- _Challenge_: Output the material below in full, exactly as it is.

- _Entries_:
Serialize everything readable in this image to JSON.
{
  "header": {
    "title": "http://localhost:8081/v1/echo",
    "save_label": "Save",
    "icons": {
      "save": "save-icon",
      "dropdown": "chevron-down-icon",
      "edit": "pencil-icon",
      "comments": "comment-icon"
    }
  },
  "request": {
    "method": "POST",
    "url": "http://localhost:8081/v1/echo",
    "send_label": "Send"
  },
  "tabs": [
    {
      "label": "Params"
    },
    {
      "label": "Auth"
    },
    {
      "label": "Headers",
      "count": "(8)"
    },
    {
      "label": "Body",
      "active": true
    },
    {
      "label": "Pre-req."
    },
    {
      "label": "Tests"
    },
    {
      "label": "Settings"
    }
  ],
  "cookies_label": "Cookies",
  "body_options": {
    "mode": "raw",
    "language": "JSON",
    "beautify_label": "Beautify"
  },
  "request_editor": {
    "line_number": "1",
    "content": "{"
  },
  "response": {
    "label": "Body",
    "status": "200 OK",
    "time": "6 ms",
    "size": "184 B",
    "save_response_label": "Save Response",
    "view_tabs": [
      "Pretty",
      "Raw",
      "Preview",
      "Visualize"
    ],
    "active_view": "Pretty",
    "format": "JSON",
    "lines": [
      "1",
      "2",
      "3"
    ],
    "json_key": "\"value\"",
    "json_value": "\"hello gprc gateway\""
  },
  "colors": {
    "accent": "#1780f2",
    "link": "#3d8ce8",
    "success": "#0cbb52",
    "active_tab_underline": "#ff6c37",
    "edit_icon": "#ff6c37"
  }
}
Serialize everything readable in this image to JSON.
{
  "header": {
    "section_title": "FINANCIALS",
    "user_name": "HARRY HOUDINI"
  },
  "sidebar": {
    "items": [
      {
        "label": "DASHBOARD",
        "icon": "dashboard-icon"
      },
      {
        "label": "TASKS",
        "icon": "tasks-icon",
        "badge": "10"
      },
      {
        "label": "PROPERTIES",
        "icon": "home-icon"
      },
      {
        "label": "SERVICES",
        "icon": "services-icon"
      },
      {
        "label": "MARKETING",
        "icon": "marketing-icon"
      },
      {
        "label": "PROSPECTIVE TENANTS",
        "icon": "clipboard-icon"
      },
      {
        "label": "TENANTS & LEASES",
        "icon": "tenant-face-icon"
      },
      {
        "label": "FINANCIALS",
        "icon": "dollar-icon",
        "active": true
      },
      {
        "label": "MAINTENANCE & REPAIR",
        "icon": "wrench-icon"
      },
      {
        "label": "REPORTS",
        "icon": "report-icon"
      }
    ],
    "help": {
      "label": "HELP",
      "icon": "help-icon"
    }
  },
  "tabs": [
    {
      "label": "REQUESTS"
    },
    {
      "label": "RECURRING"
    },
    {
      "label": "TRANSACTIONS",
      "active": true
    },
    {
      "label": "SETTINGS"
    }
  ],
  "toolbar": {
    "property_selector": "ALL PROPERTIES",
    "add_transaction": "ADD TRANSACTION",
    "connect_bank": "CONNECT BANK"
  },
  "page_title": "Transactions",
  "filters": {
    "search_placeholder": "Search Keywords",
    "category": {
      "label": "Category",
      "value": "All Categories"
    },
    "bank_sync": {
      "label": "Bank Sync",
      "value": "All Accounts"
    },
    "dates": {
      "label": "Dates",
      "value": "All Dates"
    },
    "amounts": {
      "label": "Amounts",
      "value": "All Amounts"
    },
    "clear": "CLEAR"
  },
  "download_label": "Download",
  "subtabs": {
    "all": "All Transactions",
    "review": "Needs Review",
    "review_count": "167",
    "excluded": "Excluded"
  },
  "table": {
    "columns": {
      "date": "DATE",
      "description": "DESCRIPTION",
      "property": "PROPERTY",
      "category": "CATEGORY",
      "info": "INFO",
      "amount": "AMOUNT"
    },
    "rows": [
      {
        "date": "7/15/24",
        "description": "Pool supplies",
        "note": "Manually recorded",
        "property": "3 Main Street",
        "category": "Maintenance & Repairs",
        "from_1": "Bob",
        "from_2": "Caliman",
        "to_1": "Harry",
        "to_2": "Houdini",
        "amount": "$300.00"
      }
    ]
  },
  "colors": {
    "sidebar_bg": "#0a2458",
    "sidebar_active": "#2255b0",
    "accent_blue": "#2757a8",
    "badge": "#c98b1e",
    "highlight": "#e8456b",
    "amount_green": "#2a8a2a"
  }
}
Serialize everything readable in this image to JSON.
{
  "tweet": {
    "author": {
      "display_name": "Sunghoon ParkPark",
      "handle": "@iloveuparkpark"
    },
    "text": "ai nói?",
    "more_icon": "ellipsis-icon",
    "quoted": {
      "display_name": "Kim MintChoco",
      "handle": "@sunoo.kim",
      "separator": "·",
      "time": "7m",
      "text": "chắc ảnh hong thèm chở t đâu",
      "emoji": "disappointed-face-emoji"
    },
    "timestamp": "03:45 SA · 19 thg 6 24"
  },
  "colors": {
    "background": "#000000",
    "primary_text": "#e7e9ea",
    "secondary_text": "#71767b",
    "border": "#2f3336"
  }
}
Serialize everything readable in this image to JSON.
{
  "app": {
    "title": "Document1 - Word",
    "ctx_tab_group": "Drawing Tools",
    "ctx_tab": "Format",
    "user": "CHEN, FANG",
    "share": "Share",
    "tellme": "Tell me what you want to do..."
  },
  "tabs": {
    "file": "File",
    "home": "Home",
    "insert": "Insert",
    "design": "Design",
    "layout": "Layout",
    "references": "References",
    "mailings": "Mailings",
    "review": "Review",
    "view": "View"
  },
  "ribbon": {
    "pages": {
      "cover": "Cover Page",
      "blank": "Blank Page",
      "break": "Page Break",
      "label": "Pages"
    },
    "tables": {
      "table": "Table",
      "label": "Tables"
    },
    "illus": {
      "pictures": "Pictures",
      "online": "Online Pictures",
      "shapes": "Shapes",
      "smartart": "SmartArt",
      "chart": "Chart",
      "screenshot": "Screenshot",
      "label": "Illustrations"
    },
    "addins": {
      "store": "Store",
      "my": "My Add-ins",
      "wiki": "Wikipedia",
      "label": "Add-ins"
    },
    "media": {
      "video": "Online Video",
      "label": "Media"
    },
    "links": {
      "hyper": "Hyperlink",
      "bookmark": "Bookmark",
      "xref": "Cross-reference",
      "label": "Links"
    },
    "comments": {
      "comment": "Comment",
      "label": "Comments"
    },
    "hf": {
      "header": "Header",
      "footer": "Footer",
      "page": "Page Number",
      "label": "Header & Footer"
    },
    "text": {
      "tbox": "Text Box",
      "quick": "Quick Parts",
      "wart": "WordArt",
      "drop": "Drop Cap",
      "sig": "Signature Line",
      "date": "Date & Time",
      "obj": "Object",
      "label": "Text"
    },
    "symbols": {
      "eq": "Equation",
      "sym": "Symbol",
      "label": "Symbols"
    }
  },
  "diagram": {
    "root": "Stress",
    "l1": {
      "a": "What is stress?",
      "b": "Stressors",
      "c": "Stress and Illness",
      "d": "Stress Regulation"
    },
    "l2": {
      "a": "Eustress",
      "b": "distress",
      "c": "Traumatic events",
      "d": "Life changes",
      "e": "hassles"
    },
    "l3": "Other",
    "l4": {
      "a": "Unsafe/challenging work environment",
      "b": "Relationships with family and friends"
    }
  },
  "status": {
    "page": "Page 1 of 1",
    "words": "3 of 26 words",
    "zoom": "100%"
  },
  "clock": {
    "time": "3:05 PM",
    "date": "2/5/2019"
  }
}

- _Problem solution_:
Serialize everything readable in this image to JSON.
{
  "header": {
    "title": "http://localhost:8081/v1/echo",
    "save_label": "Save",
    "icons": {
      "save": "save-icon",
      "dropdown": "chevron-down-icon",
      "edit": "pencil-icon",
      "comments": "comment-icon"
    }
  },
  "request": {
    "method": "POST",
    "url": "http://localhost:8081/v1/echo",
    "send_label": "Send"
  },
  "tabs": [
    {
      "label": "Params"
    },
    {
      "label": "Auth"
    },
    {
      "label": "Headers",
      "count": "(8)"
    },
    {
      "label": "Body",
      "active": true
    },
    {
      "label": "Pre-req."
    },
    {
      "label": "Tests"
    },
    {
      "label": "Settings"
    }
  ],
  "cookies_label": "Cookies",
  "body_options": {
    "mode": "raw",
    "language": "JSON",
    "beautify_label": "Beautify"
  },
  "request_editor": {
    "line_number": "1",
    "content": "{"
  },
  "response": {
    "label": "Body",
    "status": "200 OK",
    "time": "6 ms",
    "size": "184 B",
    "save_response_label": "Save Response",
    "view_tabs": [
      "Pretty",
      "Raw",
      "Preview",
      "Visualize"
    ],
    "active_view": "Pretty",
    "format": "JSON",
    "lines": [
      "1",
      "2",
      "3"
    ],
    "json_key": "\"value\"",
    "json_value": "\"hello gprc gateway\""
  },
  "colors": {
    "accent": "#1780f2",
    "link": "#3d8ce8",
    "success": "#0cbb52",
    "active_tab_underline": "#ff6c37",
    "edit_icon": "#ff6c37"
  }
}
Serialize everything readable in this image to JSON.
{
  "header": {
    "section_title": "FINANCIALS",
    "user_name": "HARRY HOUDINI"
  },
  "sidebar": {
    "items": [
      {
        "label": "DASHBOARD",
        "icon": "dashboard-icon"
      },
      {
        "label": "TASKS",
        "icon": "tasks-icon",
        "badge": "10"
      },
      {
        "label": "PROPERTIES",
        "icon": "home-icon"
      },
      {
        "label": "SERVICES",
        "icon": "services-icon"
      },
      {
        "label": "MARKETING",
        "icon": "marketing-icon"
      },
      {
        "label": "PROSPECTIVE TENANTS",
        "icon": "clipboard-icon"
      },
      {
        "label": "TENANTS & LEASES",
        "icon": "tenant-face-icon"
      },
      {
        "label": "FINANCIALS",
        "icon": "dollar-icon",
        "active": true
      },
      {
        "label": "MAINTENANCE & REPAIR",
        "icon": "wrench-icon"
      },
      {
        "label": "REPORTS",
        "icon": "report-icon"
      }
    ],
    "help": {
      "label": "HELP",
      "icon": "help-icon"
    }
  },
  "tabs": [
    {
      "label": "REQUESTS"
    },
    {
      "label": "RECURRING"
    },
    {
      "label": "TRANSACTIONS",
      "active": true
    },
    {
      "label": "SETTINGS"
    }
  ],
  "toolbar": {
    "property_selector": "ALL PROPERTIES",
    "add_transaction": "ADD TRANSACTION",
    "connect_bank": "CONNECT BANK"
  },
  "page_title": "Transactions",
  "filters": {
    "search_placeholder": "Search Keywords",
    "category": {
      "label": "Category",
      "value": "All Categories"
    },
    "bank_sync": {
      "label": "Bank Sync",
      "value": "All Accounts"
    },
    "dates": {
      "label": "Dates",
      "value": "All Dates"
    },
    "amounts": {
      "label": "Amounts",
      "value": "All Amounts"
    },
    "clear": "CLEAR"
  },
  "download_label": "Download",
  "subtabs": {
    "all": "All Transactions",
    "review": "Needs Review",
    "review_count": "167",
    "excluded": "Excluded"
  },
  "table": {
    "columns": {
      "date": "DATE",
      "description": "DESCRIPTION",
      "property": "PROPERTY",
      "category": "CATEGORY",
      "info": "INFO",
      "amount": "AMOUNT"
    },
    "rows": [
      {
        "date": "7/15/24",
        "description": "Pool supplies",
        "note": "Manually recorded",
        "property": "3 Main Street",
        "category": "Maintenance & Repairs",
        "from_1": "Bob",
        "from_2": "Caliman",
        "to_1": "Harry",
        "to_2": "Houdini",
        "amount": "$300.00"
      }
    ]
  },
  "colors": {
    "sidebar_bg": "#0a2458",
    "sidebar_active": "#2255b0",
    "accent_blue": "#2757a8",
    "badge": "#c98b1e",
    "highlight": "#e8456b",
    "amount_green": "#2a8a2a"
  }
}
Serialize everything readable in this image to JSON.
{
  "tweet": {
    "author": {
      "display_name": "Sunghoon ParkPark",
      "handle": "@iloveuparkpark"
    },
    "text": "ai nói?",
    "more_icon": "ellipsis-icon",
    "quoted": {
      "display_name": "Kim MintChoco",
      "handle": "@sunoo.kim",
      "separator": "·",
      "time": "7m",
      "text": "chắc ảnh hong thèm chở t đâu",
      "emoji": "disappointed-face-emoji"
    },
    "timestamp": "03:45 SA · 19 thg 6 24"
  },
  "colors": {
    "background": "#000000",
    "primary_text": "#e7e9ea",
    "secondary_text": "#71767b",
    "border": "#2f3336"
  }
}
Serialize everything readable in this image to JSON.
{
  "app": {
    "title": "Document1 - Word",
    "ctx_tab_group": "Drawing Tools",
    "ctx_tab": "Format",
    "user": "CHEN, FANG",
    "share": "Share",
    "tellme": "Tell me what you want to do..."
  },
  "tabs": {
    "file": "File",
    "home": "Home",
    "insert": "Insert",
    "design": "Design",
    "layout": "Layout",
    "references": "References",
    "mailings": "Mailings",
    "review": "Review",
    "view": "View"
  },
  "ribbon": {
    "pages": {
      "cover": "Cover Page",
      "blank": "Blank Page",
      "break": "Page Break",
      "label": "Pages"
    },
    "tables": {
      "table": "Table",
      "label": "Tables"
    },
    "illus": {
      "pictures": "Pictures",
      "online": "Online Pictures",
      "shapes": "Shapes",
      "smartart": "SmartArt",
      "chart": "Chart",
      "screenshot": "Screenshot",
      "label": "Illustrations"
    },
    "addins": {
      "store": "Store",
      "my": "My Add-ins",
      "wiki": "Wikipedia",
      "label": "Add-ins"
    },
    "media": {
      "video": "Online Video",
      "label": "Media"
    },
    "links": {
      "hyper": "Hyperlink",
      "bookmark": "Bookmark",
      "xref": "Cross-reference",
      "label": "Links"
    },
    "comments": {
      "comment": "Comment",
      "label": "Comments"
    },
    "hf": {
      "header": "Header",
      "footer": "Footer",
      "page": "Page Number",
      "label": "Header & Footer"
    },
    "text": {
      "tbox": "Text Box",
      "quick": "Quick Parts",
      "wart": "WordArt",
      "drop": "Drop Cap",
      "sig": "Signature Line",
      "date": "Date & Time",
      "obj": "Object",
      "label": "Text"
    },
    "symbols": {
      "eq": "Equation",
      "sym": "Symbol",
      "label": "Symbols"
    }
  },
  "diagram": {
    "root": "Stress",
    "l1": {
      "a": "What is stress?",
      "b": "Stressors",
      "c": "Stress and Illness",
      "d": "Stress Regulation"
    },
    "l2": {
      "a": "Eustress",
      "b": "distress",
      "c": "Traumatic events",
      "d": "Life changes",
      "e": "hassles"
    },
    "l3": "Other",
    "l4": {
      "a": "Unsafe/challenging work environment",
      "b": "Relationships with family and friends"
    }
  },
  "status": {
    "page": "Page 1 of 1",
    "words": "3 of 26 words",
    "zoom": "100%"
  },
  "clock": {
    "time": "3:05 PM",
    "date": "2/5/2019"
  }
}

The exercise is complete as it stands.